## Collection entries

## Start

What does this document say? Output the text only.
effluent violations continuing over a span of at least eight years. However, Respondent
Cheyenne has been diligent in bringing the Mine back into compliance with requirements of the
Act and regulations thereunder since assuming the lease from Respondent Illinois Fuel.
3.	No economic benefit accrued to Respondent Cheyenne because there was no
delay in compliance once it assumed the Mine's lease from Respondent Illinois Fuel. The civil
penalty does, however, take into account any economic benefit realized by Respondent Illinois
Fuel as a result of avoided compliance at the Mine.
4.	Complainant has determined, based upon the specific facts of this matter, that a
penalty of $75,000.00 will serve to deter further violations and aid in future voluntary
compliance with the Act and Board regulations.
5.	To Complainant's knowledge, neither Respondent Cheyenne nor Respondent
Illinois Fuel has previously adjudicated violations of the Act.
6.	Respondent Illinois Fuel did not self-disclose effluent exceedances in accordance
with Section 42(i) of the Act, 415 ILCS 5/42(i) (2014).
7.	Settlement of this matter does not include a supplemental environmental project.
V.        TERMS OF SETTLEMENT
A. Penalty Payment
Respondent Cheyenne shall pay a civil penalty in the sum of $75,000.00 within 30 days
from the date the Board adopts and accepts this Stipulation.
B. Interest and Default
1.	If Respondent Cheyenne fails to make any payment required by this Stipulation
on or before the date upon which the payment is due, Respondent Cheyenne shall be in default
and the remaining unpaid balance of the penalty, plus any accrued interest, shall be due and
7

## End

Print the listing above in full, exactly as it is.

## OUTPUT FOR THIS EXERCISE
What does this document say? Output the text only.
effluent violations continuing over a span of at least eight years. However, Respondent
Cheyenne has been diligent in bringing the Mine back into compliance with requirements of the
Act and regulations thereunder since assuming the lease from Respondent Illinois Fuel.
3.	No economic benefit accrued to Respondent Cheyenne because there was no
delay in compliance once it assumed the Mine's lease from Respondent Illinois Fuel. The civil
penalty does, however, take into account any economic benefit realized by Respondent Illinois
Fuel as a result of avoided compliance at the Mine.
4.	Complainant has determined, based upon the specific facts of this matter, that a
penalty of $75,000.00 will serve to deter further violations and aid in future voluntary
compliance with the Act and Board regulations.
5.	To Complainant's knowledge, neither Respondent Cheyenne nor Respondent
Illinois Fuel has previously adjudicated violations of the Act.
6.	Respondent Illinois Fuel did not self-disclose effluent exceedances in accordance
with Section 42(i) of the Act, 415 ILCS 5/42(i) (2014).
7.	Settlement of this matter does not include a supplemental environmental project.
V.        TERMS OF SETTLEMENT
A. Penalty Payment
Respondent Cheyenne shall pay a civil penalty in the sum of $75,000.00 within 30 days
from the date the Board adopts and accepts this Stipulation.
B. Interest and Default
1.	If Respondent Cheyenne fails to make any payment required by this Stipulation
on or before the date upon which the payment is due, Respondent Cheyenne shall be in default
and the remaining unpaid balance of the penalty, plus any accrued interest, shall be due and
7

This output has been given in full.